:: DATA ENTRIES

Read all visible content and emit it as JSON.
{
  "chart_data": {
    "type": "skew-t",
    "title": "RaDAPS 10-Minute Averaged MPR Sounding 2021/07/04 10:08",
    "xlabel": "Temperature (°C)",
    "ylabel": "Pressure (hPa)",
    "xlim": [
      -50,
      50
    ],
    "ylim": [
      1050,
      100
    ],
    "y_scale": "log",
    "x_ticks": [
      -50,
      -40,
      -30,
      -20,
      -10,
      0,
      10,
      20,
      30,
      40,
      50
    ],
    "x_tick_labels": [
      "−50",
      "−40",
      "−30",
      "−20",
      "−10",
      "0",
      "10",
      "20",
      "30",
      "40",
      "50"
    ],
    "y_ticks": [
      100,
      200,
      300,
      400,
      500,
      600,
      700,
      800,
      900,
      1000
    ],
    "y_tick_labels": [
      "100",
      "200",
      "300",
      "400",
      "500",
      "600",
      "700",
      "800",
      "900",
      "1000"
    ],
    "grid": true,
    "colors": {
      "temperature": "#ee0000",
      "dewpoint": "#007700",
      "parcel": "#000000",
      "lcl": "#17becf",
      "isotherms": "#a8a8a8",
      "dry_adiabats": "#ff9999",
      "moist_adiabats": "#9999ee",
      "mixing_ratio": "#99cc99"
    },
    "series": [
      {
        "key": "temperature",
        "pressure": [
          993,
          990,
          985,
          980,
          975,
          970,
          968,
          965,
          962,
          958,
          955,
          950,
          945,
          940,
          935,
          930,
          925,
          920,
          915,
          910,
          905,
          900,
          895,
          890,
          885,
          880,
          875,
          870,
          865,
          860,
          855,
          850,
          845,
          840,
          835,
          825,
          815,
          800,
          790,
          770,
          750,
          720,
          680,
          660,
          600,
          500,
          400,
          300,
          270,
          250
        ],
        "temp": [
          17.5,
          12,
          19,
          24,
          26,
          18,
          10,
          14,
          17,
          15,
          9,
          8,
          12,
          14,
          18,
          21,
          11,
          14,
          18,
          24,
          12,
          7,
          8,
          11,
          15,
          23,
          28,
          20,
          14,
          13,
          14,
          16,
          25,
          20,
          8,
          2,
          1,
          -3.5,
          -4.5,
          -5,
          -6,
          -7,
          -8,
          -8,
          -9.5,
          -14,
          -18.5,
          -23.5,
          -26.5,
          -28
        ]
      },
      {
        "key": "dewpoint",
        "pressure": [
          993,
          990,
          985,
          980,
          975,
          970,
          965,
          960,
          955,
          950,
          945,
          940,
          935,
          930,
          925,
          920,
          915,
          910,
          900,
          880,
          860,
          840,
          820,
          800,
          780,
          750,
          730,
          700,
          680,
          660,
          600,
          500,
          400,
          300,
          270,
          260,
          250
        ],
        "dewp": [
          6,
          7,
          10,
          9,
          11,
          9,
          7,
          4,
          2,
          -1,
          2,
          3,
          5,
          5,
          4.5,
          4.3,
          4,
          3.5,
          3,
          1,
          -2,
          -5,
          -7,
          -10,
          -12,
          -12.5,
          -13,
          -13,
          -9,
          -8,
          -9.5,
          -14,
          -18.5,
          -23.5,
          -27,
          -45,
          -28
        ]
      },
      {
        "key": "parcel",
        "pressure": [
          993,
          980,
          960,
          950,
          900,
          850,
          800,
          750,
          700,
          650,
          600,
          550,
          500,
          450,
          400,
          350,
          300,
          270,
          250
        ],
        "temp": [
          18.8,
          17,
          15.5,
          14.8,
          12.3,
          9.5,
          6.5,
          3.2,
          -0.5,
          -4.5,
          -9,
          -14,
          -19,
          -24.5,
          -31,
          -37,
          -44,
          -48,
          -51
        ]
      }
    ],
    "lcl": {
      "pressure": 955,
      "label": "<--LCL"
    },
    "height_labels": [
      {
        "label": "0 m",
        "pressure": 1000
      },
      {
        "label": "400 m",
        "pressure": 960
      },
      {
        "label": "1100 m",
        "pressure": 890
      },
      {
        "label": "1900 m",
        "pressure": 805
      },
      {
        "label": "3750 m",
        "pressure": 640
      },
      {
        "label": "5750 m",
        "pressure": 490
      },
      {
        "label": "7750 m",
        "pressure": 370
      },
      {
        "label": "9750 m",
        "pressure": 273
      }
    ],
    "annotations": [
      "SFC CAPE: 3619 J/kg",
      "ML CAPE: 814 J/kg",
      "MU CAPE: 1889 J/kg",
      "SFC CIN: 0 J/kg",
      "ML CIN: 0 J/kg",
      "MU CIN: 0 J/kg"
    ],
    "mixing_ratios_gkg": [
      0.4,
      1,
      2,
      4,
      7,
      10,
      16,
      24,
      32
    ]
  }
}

::::

GOAL OF THE EXERCISE
Please quote the records above exactly, without skipping a line.

FULL RESPONSE
Read all visible content and emit it as JSON.
{
  "chart_data": {
    "type": "skew-t",
    "title": "RaDAPS 10-Minute Averaged MPR Sounding 2021/07/04 10:08",
    "xlabel": "Temperature (°C)",
    "ylabel": "Pressure (hPa)",
    "xlim": [
      -50,
      50
    ],
    "ylim": [
      1050,
      100
    ],
    "y_scale": "log",
    "x_ticks": [
      -50,
      -40,
      -30,
      -20,
      -10,
      0,
      10,
      20,
      30,
      40,
      50
    ],
    "x_tick_labels": [
      "−50",
      "−40",
      "−30",
      "−20",
      "−10",
      "0",
      "10",
      "20",
      "30",
      "40",
      "50"
    ],
    "y_ticks": [
      100,
      200,
      300,
      400,
      500,
      600,
      700,
      800,
      900,
      1000
    ],
    "y_tick_labels": [
      "100",
      "200",
      "300",
      "400",
      "500",
      "600",
      "700",
      "800",
      "900",
      "1000"
    ],
    "grid": true,
    "colors": {
      "temperature": "#ee0000",
      "dewpoint": "#007700",
      "parcel": "#000000",
      "lcl": "#17becf",
      "isotherms": "#a8a8a8",
      "dry_adiabats": "#ff9999",
      "moist_adiabats": "#9999ee",
      "mixing_ratio": "#99cc99"
    },
    "series": [
      {
        "key": "temperature",
        "pressure": [
          993,
          990,
          985,
          980,
          975,
          970,
          968,
          965,
          962,
          958,
          955,
          950,
          945,
          940,
          935,
          930,
          925,
          920,
          915,
          910,
          905,
          900,
          895,
          890,
          885,
          880,
          875,
          870,
          865,
          860,
          855,
          850,
          845,
          840,
          835,
          825,
          815,
          800,
          790,
          770,
          750,
          720,
          680,
          660,
          600,
          500,
          400,
          300,
          270,
          250
        ],
        "temp": [
          17.5,
          12,
          19,
          24,
          26,
          18,
          10,
          14,
          17,
          15,
          9,
          8,
          12,
          14,
          18,
          21,
          11,
          14,
          18,
          24,
          12,
          7,
          8,
          11,
          15,
          23,
          28,
          20,
          14,
          13,
          14,
          16,
          25,
          20,
          8,
          2,
          1,
          -3.5,
          -4.5,
          -5,
          -6,
          -7,
          -8,
          -8,
          -9.5,
          -14,
          -18.5,
          -23.5,
          -26.5,
          -28
        ]
      },
      {
        "key": "dewpoint",
        "pressure": [
          993,
          990,
          985,
          980,
          975,
          970,
          965,
          960,
          955,
          950,
          945,
          940,
          935,
          930,
          925,
          920,
          915,
          910,
          900,
          880,
          860,
          840,
          820,
          800,
          780,
          750,
          730,
          700,
          680,
          660,
          600,
          500,
          400,
          300,
          270,
          260,
          250
        ],
        "dewp": [
          6,
          7,
          10,
          9,
          11,
          9,
          7,
          4,
          2,
          -1,
          2,
          3,
          5,
          5,
          4.5,
          4.3,
          4,
          3.5,
          3,
          1,
          -2,
          -5,
          -7,
          -10,
          -12,
          -12.5,
          -13,
          -13,
          -9,
          -8,
          -9.5,
          -14,
          -18.5,
          -23.5,
          -27,
          -45,
          -28
        ]
      },
      {
        "key": "parcel",
        "pressure": [
          993,
          980,
          960,
          950,
          900,
          850,
          800,
          750,
          700,
          650,
          600,
          550,
          500,
          450,
          400,
          350,
          300,
          270,
          250
        ],
        "temp": [
          18.8,
          17,
          15.5,
          14.8,
          12.3,
          9.5,
          6.5,
          3.2,
          -0.5,
          -4.5,
          -9,
          -14,
          -19,
          -24.5,
          -31,
          -37,
          -44,
          -48,
          -51
        ]
      }
    ],
    "lcl": {
      "pressure": 955,
      "label": "<--LCL"
    },
    "height_labels": [
      {
        "label": "0 m",
        "pressure": 1000
      },
      {
        "label": "400 m",
        "pressure": 960
      },
      {
        "label": "1100 m",
        "pressure": 890
      },
      {
        "label": "1900 m",
        "pressure": 805
      },
      {
        "label": "3750 m",
        "pressure": 640
      },
      {
        "label": "5750 m",
        "pressure": 490
      },
      {
        "label": "7750 m",
        "pressure": 370
      },
      {
        "label": "9750 m",
        "pressure": 273
      }
    ],
    "annotations": [
      "SFC CAPE: 3619 J/kg",
      "ML CAPE: 814 J/kg",
      "MU CAPE: 1889 J/kg",
      "SFC CIN: 0 J/kg",
      "ML CIN: 0 J/kg",
      "MU CIN: 0 J/kg"
    ],
    "mixing_ratios_gkg": [
      0.4,
      1,
      2,
      4,
      7,
      10,
      16,
      24,
      32
    ]
  }
}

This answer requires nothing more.